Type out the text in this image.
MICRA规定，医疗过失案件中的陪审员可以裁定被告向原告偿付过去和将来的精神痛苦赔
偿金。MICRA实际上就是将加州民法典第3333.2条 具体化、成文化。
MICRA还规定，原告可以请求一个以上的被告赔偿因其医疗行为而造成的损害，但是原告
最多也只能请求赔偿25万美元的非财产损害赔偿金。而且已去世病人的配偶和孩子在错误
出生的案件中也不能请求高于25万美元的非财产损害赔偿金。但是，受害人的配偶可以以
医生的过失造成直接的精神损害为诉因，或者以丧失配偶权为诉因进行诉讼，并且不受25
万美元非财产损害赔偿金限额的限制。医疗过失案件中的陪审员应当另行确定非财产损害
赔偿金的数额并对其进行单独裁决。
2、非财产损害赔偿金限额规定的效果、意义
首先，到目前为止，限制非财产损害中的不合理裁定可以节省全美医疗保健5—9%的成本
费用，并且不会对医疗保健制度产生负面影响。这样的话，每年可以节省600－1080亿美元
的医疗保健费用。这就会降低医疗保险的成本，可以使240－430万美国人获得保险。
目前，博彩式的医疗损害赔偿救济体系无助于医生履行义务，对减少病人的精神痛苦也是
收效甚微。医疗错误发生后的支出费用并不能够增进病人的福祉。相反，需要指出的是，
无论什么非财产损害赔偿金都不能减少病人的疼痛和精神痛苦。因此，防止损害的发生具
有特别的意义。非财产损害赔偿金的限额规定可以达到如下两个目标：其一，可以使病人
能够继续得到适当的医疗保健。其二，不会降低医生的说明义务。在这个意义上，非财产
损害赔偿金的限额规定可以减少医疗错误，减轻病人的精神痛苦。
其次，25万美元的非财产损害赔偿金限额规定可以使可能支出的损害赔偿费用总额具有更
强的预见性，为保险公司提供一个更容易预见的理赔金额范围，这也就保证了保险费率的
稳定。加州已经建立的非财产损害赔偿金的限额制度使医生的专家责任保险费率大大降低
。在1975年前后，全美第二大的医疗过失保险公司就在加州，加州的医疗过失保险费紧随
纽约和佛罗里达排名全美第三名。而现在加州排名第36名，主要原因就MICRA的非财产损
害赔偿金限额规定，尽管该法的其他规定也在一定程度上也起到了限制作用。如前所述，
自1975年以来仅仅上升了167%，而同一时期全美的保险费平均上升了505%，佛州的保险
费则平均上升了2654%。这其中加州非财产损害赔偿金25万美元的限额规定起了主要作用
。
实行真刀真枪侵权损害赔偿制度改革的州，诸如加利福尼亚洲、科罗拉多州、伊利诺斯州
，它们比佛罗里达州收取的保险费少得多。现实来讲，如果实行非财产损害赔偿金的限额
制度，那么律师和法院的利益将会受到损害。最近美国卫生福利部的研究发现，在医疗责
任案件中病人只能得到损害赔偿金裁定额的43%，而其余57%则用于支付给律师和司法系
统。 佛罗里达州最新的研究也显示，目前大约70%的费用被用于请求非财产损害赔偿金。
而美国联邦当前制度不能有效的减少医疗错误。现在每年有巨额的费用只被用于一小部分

→ Task statement
Copy out each line exactly.

→ Reply to the exercise
Type out the text in this image.
MICRA规定，医疗过失案件中的陪审员可以裁定被告向原告偿付过去和将来的精神痛苦赔
偿金。MICRA实际上就是将加州民法典第3333.2条 具体化、成文化。
MICRA还规定，原告可以请求一个以上的被告赔偿因其医疗行为而造成的损害，但是原告
最多也只能请求赔偿25万美元的非财产损害赔偿金。而且已去世病人的配偶和孩子在错误
出生的案件中也不能请求高于25万美元的非财产损害赔偿金。但是，受害人的配偶可以以
医生的过失造成直接的精神损害为诉因，或者以丧失配偶权为诉因进行诉讼，并且不受25
万美元非财产损害赔偿金限额的限制。医疗过失案件中的陪审员应当另行确定非财产损害
赔偿金的数额并对其进行单独裁决。
2、非财产损害赔偿金限额规定的效果、意义
首先，到目前为止，限制非财产损害中的不合理裁定可以节省全美医疗保健5—9%的成本
费用，并且不会对医疗保健制度产生负面影响。这样的话，每年可以节省600－1080亿美元
的医疗保健费用。这就会降低医疗保险的成本，可以使240－430万美国人获得保险。
目前，博彩式的医疗损害赔偿救济体系无助于医生履行义务，对减少病人的精神痛苦也是
收效甚微。医疗错误发生后的支出费用并不能够增进病人的福祉。相反，需要指出的是，
无论什么非财产损害赔偿金都不能减少病人的疼痛和精神痛苦。因此，防止损害的发生具
有特别的意义。非财产损害赔偿金的限额规定可以达到如下两个目标：其一，可以使病人
能够继续得到适当的医疗保健。其二，不会降低医生的说明义务。在这个意义上，非财产
损害赔偿金的限额规定可以减少医疗错误，减轻病人的精神痛苦。
其次，25万美元的非财产损害赔偿金限额规定可以使可能支出的损害赔偿费用总额具有更
强的预见性，为保险公司提供一个更容易预见的理赔金额范围，这也就保证了保险费率的
稳定。加州已经建立的非财产损害赔偿金的限额制度使医生的专家责任保险费率大大降低
。在1975年前后，全美第二大的医疗过失保险公司就在加州，加州的医疗过失保险费紧随
纽约和佛罗里达排名全美第三名。而现在加州排名第36名，主要原因就MICRA的非财产损
害赔偿金限额规定，尽管该法的其他规定也在一定程度上也起到了限制作用。如前所述，
自1975年以来仅仅上升了167%，而同一时期全美的保险费平均上升了505%，佛州的保险
费则平均上升了2654%。这其中加州非财产损害赔偿金25万美元的限额规定起了主要作用
。
实行真刀真枪侵权损害赔偿制度改革的州，诸如加利福尼亚洲、科罗拉多州、伊利诺斯州
，它们比佛罗里达州收取的保险费少得多。现实来讲，如果实行非财产损害赔偿金的限额
制度，那么律师和法院的利益将会受到损害。最近美国卫生福利部的研究发现，在医疗责
任案件中病人只能得到损害赔偿金裁定额的43%，而其余57%则用于支付给律师和司法系
统。 佛罗里达州最新的研究也显示，目前大约70%的费用被用于请求非财产损害赔偿金。
而美国联邦当前制度不能有效的减少医疗错误。现在每年有巨额的费用只被用于一小部分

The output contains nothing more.